━━━━━ DATA

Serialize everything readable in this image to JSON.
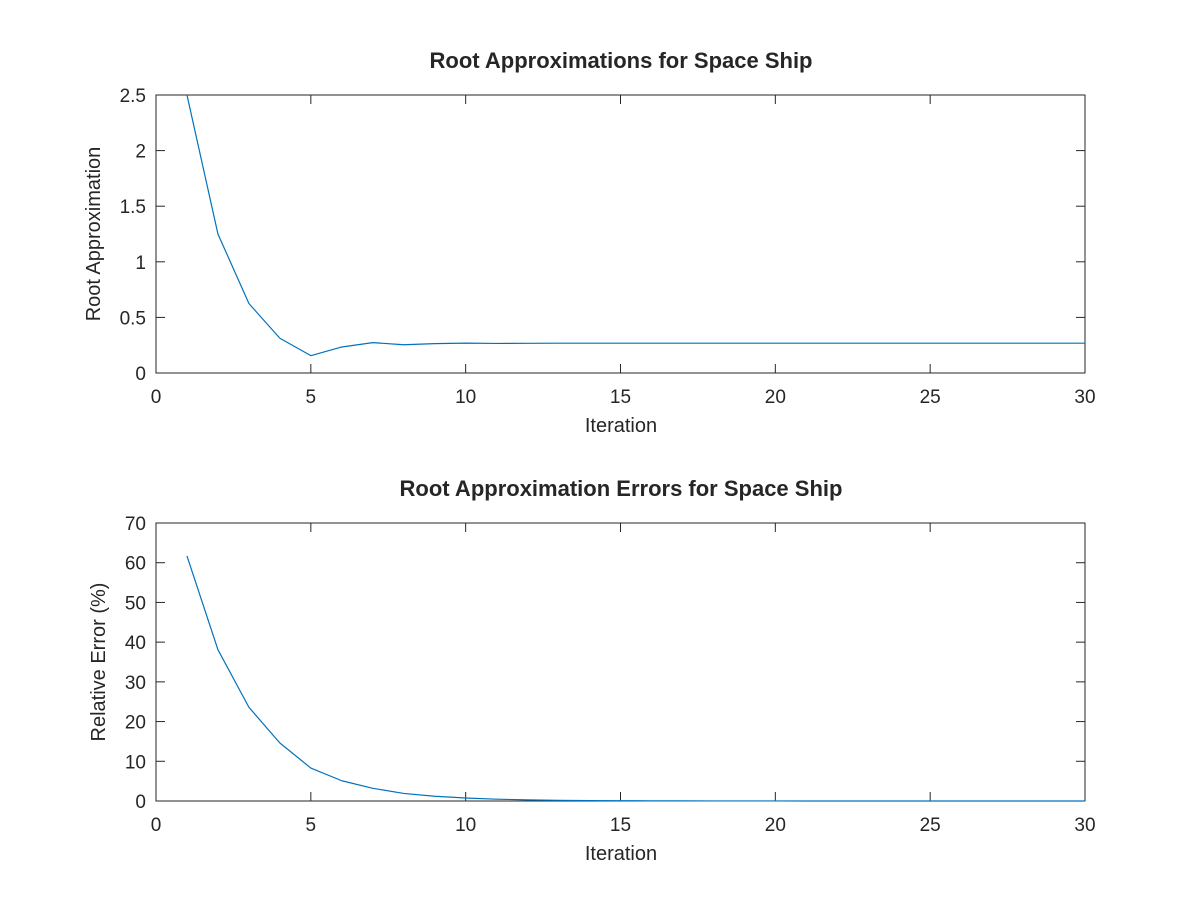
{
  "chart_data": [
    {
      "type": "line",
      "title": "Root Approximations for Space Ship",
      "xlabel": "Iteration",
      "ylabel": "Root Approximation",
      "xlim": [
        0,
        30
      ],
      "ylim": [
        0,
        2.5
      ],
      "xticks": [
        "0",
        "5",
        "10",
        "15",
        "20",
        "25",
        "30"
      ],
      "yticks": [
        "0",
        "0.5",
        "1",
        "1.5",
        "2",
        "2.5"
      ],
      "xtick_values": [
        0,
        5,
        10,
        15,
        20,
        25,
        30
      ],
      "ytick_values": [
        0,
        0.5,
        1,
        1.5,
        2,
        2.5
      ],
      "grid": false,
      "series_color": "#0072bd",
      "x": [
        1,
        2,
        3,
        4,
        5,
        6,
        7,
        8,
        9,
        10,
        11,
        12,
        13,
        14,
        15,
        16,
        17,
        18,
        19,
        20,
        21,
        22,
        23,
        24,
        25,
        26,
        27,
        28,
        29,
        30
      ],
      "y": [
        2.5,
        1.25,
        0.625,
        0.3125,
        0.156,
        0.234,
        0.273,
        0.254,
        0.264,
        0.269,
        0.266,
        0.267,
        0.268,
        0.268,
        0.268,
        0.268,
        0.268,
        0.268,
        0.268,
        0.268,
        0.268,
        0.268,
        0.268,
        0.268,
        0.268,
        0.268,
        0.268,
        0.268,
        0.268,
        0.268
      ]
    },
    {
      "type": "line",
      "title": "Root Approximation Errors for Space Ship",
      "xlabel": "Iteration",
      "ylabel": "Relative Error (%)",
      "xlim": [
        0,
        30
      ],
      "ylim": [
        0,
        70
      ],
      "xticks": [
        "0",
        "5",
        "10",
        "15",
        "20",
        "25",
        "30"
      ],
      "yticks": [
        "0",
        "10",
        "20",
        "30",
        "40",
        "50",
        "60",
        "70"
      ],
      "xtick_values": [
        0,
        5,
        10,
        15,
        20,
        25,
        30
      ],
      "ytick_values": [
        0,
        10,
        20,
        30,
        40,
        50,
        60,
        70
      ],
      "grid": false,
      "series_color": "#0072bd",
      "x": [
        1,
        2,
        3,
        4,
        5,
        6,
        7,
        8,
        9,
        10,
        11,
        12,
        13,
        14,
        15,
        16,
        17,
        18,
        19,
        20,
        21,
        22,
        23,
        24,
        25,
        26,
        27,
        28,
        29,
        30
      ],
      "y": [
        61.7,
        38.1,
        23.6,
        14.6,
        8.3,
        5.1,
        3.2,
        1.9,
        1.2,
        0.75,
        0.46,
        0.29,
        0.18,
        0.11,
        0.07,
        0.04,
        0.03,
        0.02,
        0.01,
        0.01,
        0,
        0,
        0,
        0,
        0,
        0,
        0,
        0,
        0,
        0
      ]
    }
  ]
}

━━━━━━━━━━
━━━━━ DATA

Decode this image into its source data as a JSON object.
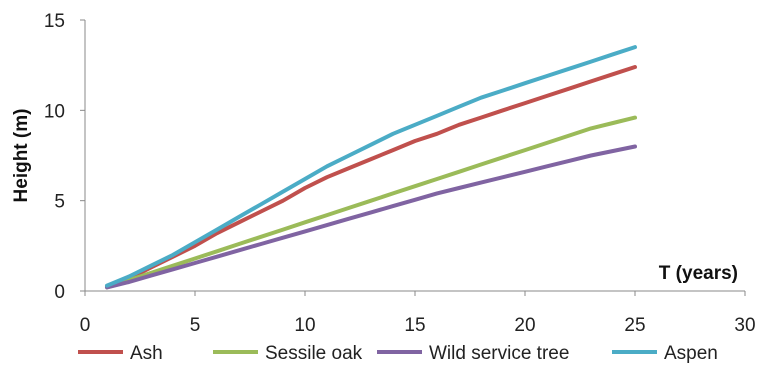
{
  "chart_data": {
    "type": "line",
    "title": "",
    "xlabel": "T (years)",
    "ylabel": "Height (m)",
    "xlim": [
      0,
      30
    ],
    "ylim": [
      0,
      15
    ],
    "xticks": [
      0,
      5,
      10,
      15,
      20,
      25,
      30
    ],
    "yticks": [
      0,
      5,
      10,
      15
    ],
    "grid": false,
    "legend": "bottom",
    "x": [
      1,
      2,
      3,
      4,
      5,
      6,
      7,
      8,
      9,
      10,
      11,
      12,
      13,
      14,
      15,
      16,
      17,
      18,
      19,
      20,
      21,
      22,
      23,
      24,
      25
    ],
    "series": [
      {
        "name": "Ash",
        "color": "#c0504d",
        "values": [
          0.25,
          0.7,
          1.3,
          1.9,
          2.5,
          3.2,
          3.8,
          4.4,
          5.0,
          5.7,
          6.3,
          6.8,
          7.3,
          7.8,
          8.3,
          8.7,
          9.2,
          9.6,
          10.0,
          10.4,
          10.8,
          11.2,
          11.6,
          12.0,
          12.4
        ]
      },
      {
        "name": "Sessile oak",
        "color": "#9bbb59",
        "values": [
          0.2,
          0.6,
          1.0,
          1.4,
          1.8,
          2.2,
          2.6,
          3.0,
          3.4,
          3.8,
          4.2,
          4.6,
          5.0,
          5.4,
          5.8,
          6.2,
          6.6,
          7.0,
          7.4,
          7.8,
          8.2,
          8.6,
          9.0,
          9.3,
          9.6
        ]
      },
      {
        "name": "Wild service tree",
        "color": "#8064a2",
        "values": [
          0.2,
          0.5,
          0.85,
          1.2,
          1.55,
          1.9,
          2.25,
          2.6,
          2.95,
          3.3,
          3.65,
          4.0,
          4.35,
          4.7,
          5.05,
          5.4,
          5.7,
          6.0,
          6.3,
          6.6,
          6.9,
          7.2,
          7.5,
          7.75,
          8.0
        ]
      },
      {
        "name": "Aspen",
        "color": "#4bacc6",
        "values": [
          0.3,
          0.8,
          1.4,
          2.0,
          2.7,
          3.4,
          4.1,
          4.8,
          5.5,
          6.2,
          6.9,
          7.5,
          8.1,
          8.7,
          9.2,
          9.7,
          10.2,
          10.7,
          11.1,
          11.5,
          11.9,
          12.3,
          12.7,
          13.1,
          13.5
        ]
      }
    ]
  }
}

━━━━━━━━━━

Return each line that includes "JSON".

■ **ANSWER TO THE PROBLEM**:
Serialize everything readable in this image to JSON.
Decode this image into its source data as a JSON object.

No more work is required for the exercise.